SELECTED TEXT>

────────────────────────────────────────

Read the full analysis → Behavioural DesignEndowment effect
Users overvalue what they already have. Their current tool, their existing data, their configured workflows. Endowment effect inflates perceived switching costs beyond their rational value. Understanding this bias changes how you design trial experiences, data portability, and migration flows.
Read the full analysis →Frequently asked questions
How does behavioural design apply to tech products?
Behavioural design for tech maps the psychological forces that determine whether users adopt features, complete onboarding, and stay engaged over time. Instead of assuming users will explore a product rationally, it diagnoses the specific status quo bias, choice overload, and friction points blocking adoption. The SUE | Influence Framework© then guides the redesign of onboarding flows, defaults, and UX environments to work with how users actually behave.
Why do users not adopt new features even when they are well-designed?
Feature non-adoption is almost never a design quality problem. It is a behavioural problem. Users hire products for a specific Job-to-be-Done. A new feature that does not connect to that job, or is introduced at the wrong moment, gets ignored regardless of how good the UX is. Status quo bias means the default is always to keep doing what you were doing. Without a precisely timed contextual trigger, most users will never find the feature, let alone integrate it into their workflow.
What is the difference between UX design and behavioural design in tech?
UX design focuses on usability: making interactions intuitive and friction-free. Behavioural design goes deeper: it asks why users behave the way they do, which psychological forces are driving and blocking the desired behaviour, and how the environment can be redesigned to make the desired behaviour the default. Behavioural design uses the Influence Framework to diagnose behaviour before designing the intervention. UX often skips the diagnosis.
How do tech companies use dark patterns and what is the alternative?
Dark patterns are design choices that manipulate users into actions they would not consciously choose: hidden cancellation flows, misleading notifications, infinite scroll that exploits present bias. They work short-term but erode trust, increase churn, and attract regulatory scrutiny under the EU Digital Services Act. The behavioural design alternative is transparent nudging: redesigning defaults and choice architectures to make genuinely valuable behaviour easy, without exploiting psychological vulnerabilities.
Can behavioural design reduce app churn and improve retention?
Yes. Most app churn happens in the first week, driven by a failure to activate users on the core value proposition before habit is formed. Behavioural design addresses this by redesigning the activation moment: progressive disclosure that reduces initial cognitive load, implementation intentions that help users commit to a usage pattern, and social proof that shows new users what success looks like. The endowed progress effect (Nunes and Dreze, 2006) shows that an artificial head-start in onboarding can increase completion rates by up to 34%.

────────────────────────────────────────

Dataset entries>
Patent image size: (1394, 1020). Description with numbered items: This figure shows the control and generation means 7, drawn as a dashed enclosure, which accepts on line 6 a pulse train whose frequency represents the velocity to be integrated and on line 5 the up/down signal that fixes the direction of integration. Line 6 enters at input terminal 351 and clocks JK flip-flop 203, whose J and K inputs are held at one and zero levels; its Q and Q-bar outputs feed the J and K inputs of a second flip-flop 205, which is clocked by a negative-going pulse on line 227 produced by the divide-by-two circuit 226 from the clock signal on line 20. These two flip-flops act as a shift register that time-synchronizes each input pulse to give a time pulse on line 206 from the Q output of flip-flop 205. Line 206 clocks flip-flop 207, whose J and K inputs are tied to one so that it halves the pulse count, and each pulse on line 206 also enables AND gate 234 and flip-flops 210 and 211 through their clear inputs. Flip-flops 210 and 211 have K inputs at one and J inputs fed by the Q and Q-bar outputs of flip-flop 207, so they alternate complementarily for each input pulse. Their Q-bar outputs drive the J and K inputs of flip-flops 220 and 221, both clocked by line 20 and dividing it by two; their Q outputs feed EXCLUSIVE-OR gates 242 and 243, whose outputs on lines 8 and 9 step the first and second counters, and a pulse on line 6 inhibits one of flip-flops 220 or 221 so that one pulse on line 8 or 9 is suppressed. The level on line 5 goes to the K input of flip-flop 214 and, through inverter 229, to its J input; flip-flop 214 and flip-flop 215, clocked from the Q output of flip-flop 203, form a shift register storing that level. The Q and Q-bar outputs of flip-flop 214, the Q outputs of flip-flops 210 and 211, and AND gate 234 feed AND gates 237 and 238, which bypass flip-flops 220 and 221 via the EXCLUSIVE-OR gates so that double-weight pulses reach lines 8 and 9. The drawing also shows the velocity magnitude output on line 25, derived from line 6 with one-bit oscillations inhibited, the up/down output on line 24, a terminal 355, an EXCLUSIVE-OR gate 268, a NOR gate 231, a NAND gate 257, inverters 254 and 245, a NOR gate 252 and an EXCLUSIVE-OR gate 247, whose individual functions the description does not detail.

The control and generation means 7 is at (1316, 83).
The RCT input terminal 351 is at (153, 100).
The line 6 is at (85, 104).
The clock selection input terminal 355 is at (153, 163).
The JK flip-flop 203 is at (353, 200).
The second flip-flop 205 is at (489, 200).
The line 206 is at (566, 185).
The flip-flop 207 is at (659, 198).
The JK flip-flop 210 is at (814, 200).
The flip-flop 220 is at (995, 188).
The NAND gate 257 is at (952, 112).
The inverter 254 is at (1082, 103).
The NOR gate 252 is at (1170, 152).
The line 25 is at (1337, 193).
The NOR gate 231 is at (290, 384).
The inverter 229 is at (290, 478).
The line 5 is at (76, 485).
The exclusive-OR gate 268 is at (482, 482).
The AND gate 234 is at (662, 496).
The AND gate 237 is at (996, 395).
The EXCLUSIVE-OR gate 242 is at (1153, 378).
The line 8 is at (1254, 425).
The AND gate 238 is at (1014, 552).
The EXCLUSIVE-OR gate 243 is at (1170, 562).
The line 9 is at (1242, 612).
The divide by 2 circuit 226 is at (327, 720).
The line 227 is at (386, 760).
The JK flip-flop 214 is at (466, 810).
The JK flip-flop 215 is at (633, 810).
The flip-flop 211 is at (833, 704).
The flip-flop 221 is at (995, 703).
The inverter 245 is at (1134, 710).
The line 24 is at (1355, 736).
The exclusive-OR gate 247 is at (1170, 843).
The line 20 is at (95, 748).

────────────────────────────────────────

ACTIVITY LIST>
[1] According to the text on behavioral design, when does most app churn happen?
[2] Return the passage from the text on behavioral design between "Behavioural design for" and "users actually behave.", inclusive.
These rows are separate material, unrelated to the text on behavioral design.

WRITTEN ANSWERS>
[1] In the first week.

[2]
Behavioural design for tech maps the psychological forces that determine whether users adopt features, complete onboarding, and stay engaged over time. Instead of assuming users will explore a product rationally, it diagnoses the specific status quo bias, choice overload, and friction points blocking adoption. The SUE | Influence Framework© then guides the redesign of onboarding flows, defaults, and UX environments to work with how users actually behave.